- Alıştırma 1:
Karar metnine göre aşağıdaki soruları cevaplayın.
(a) Yeni kadastro çalışmasında 27844 ada 56 sayılı parselin yüzölçümü kaç m2 olarak tespit edilmiştir?
(b) Davacı davayı hangi tarihli dilekçeyle açmıştır?
(c) Yargıtay 20. Hukuk Dairesinin hükmü bozduğu karar hangi tarihlidir?

- Okuma metni:
───

20. Hukuk Dairesi 2018/3331 E. , 2018/6610 K.
"İçtihat Metni"MAHKEMESİ :Asliye Hukuk Mahkemesi
Taraflar arasındaki davanın yapılan duruşması sonunda kurulan hükmün Yargıtayca incelenmesi davacı ... Yönetimi tarafından istenilmekle, süresinde olduğu anlaşılan temyiz dilekçesinin kabulüne karar verildikten sonra dosya incelendi, gereği düşünüldü:
K A R A R
Tapuda davalılar adına kayıtlı olan eski ... köyü 1234 sayılı 5178 m2 yüzölçümündeki parsel, 5304 sayılı Kanunun 6. maddesi ile değişik 3402 sayılı Kanunun 22. madde 2. fıkra (a) bendi hükmüne göre yapılan kadastro haritalarının yeniden düzenlenmesi ve tapu sicilinde gerekli düzeltmelerin yapılması sırasında, 27844 ada 56 parsel sayısı, 5140,64 m2 yüzölçümü ve yeni haritası ile malik hanesi “Tapu kütüğünde olduğu gibi” şeklinde tesbit edilmiş, 3402 sayılı Kanunun 11. maddesine göre 09.06.2010 ilâ 08.07.2010 tarihinde ilan edildiği tutanak arkasına yazılmıştır.
... Yönetimi, davalı sıfatıyla ... ve arkadaşları aleyhine 07.07.2010 tarihli dilekçeyle açtığı davada, parselin kısmen yörede 3116 sayılı Kanun hükümlerine göre 1946 yılında yapılıp kesinleşen ... kadastrosu sınırları içinde bırakıldığını ileri sürerek, bu bölümün tesbitinin iptali ve ... niteliğiyle Hazine adına tapuya tescilini istemiştir.
Mahkemece; davanın reddine, çekişmeli ... ili, ... ilçesi, ... köyü eski 1234, yeni 5140,64 m2 yüzölçümündeki 27844 ada 56 sayılı parselin tapu kütüğüne olduğu gibi aktarılmasına, dava konusu parselin yüzölçümünün ve sınırlarının düzeltilmesine karar verilmiş, hüküm davacı ... Yönetimi tarafından esasa ilişkin olarak, davalı gerçek kişiler vekili tarafından da avukatlık ücretinin az takdir edildiğine değinilerek temyiz edilmesi üzerine Yargıtay 20. Hukuk Dairesinin 15/05/2012 tarih ve 2012/1949-2012/7317 sayılı kararı ile bozulmuştur.

───

- Alıştırma 2: Kayıtların ilk satırından başlayıp "chevron-down-icon: ▼ — [210, 677, 228, 696]" ifadesini içeren satırda bitirerek, iki uçtaki satırlar da dahil, bu satırları hiçbir değişiklik yapmadan yeniden yazın.

- Verilen bilgiler:
───

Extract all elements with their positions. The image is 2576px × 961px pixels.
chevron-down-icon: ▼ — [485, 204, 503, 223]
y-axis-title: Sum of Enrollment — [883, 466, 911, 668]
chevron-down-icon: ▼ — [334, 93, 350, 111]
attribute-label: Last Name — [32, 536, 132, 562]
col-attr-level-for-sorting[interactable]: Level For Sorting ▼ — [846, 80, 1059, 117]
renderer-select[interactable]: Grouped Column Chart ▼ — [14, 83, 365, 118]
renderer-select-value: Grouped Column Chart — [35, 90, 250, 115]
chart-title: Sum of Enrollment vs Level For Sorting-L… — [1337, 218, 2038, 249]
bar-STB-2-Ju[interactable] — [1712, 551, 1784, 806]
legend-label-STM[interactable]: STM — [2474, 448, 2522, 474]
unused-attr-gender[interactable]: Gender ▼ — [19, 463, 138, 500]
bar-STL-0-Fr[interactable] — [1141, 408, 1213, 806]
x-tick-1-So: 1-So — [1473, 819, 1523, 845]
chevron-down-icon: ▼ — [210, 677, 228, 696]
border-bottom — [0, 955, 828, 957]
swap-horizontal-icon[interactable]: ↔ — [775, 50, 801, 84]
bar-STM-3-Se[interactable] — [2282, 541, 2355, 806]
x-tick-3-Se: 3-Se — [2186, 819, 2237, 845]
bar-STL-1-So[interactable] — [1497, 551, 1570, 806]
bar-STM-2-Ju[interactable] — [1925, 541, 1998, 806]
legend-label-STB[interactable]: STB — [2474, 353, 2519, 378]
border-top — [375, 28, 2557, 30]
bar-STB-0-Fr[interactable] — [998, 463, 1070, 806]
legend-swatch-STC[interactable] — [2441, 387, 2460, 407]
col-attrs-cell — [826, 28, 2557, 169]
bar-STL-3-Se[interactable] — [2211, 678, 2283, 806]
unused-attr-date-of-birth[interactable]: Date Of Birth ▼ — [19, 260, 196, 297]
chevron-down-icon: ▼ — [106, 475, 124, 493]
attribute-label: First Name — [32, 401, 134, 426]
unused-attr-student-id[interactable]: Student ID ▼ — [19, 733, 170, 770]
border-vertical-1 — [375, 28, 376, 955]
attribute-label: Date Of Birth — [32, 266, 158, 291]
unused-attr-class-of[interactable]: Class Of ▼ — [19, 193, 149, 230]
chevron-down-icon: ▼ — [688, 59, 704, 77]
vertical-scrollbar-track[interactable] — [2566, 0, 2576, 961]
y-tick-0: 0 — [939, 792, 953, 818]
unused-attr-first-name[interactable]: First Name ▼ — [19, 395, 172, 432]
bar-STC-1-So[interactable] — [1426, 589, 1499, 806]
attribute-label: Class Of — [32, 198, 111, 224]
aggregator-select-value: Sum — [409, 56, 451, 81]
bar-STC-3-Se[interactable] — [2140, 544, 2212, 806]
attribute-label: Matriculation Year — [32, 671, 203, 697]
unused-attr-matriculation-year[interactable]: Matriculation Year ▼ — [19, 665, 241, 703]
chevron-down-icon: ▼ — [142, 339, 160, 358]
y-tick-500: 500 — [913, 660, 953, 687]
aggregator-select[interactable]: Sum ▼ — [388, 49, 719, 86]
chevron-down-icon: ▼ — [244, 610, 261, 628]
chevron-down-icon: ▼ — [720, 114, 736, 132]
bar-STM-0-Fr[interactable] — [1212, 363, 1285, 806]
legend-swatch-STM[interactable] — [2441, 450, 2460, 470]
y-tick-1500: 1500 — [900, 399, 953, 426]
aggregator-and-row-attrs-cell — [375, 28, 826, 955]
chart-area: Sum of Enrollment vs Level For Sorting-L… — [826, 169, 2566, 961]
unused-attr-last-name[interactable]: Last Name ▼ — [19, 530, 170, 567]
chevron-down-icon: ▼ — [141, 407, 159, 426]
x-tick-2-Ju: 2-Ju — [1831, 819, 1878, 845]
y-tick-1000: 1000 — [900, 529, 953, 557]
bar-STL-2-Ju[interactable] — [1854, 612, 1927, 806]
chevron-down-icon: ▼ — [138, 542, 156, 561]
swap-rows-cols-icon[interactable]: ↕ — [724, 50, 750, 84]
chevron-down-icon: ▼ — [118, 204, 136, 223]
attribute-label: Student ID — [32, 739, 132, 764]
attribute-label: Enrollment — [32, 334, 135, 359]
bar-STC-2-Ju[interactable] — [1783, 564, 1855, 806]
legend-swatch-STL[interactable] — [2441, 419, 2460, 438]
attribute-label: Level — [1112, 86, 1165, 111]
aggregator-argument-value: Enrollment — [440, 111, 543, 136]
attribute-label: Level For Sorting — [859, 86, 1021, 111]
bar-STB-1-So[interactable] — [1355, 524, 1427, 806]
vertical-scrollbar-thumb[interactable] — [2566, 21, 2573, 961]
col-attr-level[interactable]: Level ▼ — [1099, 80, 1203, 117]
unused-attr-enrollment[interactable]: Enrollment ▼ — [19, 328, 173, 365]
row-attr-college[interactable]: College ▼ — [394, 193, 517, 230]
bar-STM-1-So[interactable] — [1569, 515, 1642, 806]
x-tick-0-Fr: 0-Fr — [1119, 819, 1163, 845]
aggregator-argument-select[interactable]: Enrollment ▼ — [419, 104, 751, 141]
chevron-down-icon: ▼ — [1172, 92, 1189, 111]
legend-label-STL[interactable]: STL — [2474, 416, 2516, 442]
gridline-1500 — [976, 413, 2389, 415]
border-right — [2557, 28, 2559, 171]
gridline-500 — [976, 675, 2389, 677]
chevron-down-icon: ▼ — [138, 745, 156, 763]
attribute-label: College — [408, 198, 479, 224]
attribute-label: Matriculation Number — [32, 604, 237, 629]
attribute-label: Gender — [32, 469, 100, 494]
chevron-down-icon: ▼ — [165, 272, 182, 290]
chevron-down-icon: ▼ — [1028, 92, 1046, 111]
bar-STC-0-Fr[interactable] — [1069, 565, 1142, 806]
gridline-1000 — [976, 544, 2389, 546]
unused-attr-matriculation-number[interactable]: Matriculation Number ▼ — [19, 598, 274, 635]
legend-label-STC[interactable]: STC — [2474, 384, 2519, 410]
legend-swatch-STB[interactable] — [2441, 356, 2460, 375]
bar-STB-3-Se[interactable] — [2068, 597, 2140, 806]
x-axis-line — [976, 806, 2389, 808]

───

- Son cevap 1:
(a) 5140,64 m2
(b) 07.07.2010
(c) 15/05/2012

- Son cevap 2:
Extract all elements with their positions. The image is 2576px × 961px pixels.
chevron-down-icon: ▼ — [485, 204, 503, 223]
y-axis-title: Sum of Enrollment — [883, 466, 911, 668]
chevron-down-icon: ▼ — [334, 93, 350, 111]
attribute-label: Last Name — [32, 536, 132, 562]
col-attr-level-for-sorting[interactable]: Level For Sorting ▼ — [846, 80, 1059, 117]
renderer-select[interactable]: Grouped Column Chart ▼ — [14, 83, 365, 118]
renderer-select-value: Grouped Column Chart — [35, 90, 250, 115]
chart-title: Sum of Enrollment vs Level For Sorting-L… — [1337, 218, 2038, 249]
bar-STB-2-Ju[interactable] — [1712, 551, 1784, 806]
legend-label-STM[interactable]: STM — [2474, 448, 2522, 474]
unused-attr-gender[interactable]: Gender ▼ — [19, 463, 138, 500]
bar-STL-0-Fr[interactable] — [1141, 408, 1213, 806]
x-tick-1-So: 1-So — [1473, 819, 1523, 845]
chevron-down-icon: ▼ — [210, 677, 228, 696]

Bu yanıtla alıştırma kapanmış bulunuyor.